[START OF DATA PROVIDED]

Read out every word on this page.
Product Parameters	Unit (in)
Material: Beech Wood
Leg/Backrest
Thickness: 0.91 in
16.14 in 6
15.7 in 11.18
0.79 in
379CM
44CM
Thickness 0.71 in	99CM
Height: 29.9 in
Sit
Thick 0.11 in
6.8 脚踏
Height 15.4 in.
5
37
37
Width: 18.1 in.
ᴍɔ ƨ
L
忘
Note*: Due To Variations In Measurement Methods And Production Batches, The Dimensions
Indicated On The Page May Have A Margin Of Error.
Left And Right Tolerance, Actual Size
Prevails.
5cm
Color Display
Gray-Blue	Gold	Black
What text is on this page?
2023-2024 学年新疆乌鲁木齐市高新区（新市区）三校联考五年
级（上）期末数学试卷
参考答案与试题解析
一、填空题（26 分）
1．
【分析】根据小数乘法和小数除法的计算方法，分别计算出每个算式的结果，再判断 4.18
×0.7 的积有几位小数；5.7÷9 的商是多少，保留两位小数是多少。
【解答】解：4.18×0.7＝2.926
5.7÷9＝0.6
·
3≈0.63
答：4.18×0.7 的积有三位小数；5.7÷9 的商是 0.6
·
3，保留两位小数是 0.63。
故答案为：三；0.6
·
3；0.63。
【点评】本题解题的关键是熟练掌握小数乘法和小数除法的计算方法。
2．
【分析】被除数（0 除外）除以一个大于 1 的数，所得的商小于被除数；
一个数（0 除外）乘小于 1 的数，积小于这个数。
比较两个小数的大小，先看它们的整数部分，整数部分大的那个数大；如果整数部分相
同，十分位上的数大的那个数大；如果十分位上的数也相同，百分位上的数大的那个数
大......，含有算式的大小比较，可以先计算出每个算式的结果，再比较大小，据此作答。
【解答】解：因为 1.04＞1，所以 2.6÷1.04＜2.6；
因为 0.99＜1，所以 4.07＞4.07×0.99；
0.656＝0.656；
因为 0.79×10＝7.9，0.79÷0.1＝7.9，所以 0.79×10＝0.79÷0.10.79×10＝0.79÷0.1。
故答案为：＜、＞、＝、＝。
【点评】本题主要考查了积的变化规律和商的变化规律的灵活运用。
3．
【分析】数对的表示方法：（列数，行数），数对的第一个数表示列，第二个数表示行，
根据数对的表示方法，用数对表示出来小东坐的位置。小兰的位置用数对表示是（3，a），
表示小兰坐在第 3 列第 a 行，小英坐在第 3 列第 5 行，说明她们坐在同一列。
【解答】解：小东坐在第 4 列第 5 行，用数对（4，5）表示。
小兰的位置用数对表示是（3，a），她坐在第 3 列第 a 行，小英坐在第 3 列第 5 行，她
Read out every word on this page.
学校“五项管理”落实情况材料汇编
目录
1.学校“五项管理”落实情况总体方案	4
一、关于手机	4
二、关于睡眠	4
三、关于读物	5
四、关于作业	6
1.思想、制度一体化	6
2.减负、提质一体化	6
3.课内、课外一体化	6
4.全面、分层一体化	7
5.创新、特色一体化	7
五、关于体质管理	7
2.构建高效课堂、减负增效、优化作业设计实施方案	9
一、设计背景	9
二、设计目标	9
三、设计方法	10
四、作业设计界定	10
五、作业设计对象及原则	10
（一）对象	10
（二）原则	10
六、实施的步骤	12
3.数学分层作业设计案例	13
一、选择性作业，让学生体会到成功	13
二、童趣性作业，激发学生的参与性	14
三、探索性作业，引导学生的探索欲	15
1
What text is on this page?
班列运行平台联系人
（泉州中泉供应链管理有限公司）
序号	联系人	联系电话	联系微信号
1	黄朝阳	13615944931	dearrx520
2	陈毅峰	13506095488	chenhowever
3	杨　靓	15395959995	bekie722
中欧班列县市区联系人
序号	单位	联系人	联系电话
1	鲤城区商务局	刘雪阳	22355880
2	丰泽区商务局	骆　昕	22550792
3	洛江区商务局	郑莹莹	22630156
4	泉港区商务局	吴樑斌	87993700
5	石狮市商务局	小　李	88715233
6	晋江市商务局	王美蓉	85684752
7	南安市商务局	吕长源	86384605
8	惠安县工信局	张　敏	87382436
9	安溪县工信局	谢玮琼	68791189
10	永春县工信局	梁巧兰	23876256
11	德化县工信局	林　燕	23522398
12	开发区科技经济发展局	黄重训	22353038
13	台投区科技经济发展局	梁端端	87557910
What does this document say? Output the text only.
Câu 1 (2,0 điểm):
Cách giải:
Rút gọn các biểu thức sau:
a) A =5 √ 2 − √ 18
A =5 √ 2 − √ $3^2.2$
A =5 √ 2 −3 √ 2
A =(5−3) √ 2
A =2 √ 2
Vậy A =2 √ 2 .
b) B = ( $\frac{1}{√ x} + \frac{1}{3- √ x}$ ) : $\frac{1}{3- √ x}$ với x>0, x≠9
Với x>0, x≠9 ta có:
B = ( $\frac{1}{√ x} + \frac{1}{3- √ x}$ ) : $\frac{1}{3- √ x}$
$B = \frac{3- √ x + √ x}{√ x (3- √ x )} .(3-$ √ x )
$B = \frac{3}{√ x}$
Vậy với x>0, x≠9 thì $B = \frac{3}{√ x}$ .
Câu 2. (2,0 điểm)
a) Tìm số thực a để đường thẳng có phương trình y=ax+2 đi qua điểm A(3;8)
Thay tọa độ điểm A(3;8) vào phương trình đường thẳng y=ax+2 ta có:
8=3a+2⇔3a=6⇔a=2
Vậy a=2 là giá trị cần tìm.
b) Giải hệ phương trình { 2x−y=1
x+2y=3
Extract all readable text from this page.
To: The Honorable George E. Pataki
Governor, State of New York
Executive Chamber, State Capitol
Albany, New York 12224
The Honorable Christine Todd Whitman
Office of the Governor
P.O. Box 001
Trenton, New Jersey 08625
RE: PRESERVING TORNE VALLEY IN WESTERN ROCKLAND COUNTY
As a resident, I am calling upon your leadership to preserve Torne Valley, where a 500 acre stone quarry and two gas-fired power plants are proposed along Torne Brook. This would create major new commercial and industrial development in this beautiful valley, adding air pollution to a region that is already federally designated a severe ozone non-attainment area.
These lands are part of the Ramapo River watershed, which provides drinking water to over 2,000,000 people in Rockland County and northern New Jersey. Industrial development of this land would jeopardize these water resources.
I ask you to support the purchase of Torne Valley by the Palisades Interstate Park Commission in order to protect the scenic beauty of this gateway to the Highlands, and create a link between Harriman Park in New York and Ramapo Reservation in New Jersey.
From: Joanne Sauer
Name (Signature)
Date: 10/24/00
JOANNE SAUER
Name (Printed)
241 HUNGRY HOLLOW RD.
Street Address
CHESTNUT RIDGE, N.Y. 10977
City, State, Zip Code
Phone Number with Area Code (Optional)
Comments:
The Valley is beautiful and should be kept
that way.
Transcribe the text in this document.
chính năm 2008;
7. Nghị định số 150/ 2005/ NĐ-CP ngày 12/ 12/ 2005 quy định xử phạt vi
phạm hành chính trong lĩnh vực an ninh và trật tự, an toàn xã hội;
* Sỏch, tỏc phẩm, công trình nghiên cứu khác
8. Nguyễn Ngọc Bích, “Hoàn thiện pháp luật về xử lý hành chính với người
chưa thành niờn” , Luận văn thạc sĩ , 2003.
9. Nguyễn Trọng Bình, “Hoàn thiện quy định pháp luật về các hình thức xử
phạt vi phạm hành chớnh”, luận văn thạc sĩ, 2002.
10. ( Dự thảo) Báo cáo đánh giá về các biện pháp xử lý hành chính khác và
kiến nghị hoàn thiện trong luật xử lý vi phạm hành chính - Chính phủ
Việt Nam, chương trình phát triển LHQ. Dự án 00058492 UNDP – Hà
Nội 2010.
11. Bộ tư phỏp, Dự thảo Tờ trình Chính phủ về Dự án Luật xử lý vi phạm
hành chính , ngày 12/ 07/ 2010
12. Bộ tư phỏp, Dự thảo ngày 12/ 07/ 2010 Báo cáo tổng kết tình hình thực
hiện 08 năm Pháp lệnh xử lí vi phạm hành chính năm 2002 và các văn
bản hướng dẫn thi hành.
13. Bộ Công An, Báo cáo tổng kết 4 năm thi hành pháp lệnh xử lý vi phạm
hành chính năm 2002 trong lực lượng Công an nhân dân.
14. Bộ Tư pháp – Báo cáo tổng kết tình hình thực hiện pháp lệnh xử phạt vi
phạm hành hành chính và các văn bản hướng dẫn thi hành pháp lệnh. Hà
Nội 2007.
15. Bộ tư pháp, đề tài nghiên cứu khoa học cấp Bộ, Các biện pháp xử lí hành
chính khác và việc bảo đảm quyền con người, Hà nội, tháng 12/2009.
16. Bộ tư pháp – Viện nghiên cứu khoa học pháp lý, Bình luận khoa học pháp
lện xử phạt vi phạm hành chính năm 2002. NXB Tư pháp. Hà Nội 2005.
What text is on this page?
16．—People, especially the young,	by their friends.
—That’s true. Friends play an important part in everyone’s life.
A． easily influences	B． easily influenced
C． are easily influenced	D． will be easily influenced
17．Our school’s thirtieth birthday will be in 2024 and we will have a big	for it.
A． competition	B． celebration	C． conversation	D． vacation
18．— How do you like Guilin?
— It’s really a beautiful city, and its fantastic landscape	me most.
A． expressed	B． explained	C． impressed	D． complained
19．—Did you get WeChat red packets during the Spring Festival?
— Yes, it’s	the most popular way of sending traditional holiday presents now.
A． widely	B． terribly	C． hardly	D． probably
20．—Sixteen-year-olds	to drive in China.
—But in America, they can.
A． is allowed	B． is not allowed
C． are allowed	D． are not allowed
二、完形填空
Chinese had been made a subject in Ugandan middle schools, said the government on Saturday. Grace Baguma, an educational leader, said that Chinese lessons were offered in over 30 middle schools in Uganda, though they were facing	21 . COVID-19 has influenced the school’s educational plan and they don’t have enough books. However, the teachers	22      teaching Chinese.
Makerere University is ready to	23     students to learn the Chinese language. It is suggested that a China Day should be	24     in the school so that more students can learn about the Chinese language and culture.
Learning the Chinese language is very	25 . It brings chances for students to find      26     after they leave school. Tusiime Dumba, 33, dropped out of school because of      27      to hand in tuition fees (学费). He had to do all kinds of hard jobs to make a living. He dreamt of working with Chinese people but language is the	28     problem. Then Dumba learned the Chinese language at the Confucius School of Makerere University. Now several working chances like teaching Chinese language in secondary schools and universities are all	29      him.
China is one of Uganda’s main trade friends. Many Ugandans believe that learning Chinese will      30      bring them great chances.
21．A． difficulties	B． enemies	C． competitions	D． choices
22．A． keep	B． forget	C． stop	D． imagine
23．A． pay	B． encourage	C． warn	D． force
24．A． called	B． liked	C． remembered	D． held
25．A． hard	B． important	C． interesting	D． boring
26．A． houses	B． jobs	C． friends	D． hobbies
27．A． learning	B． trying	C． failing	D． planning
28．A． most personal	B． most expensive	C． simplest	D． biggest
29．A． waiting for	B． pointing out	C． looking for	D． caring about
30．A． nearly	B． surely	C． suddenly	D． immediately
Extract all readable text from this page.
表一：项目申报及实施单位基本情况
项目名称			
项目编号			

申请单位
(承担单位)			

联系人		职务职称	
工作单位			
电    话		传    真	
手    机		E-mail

[END OF DATA PROVIDED]

▶ _JOB_
Above are records; say how many of their lines contain the word "Thickness", giving only the number.

▶ _FINAL ANSWER_
2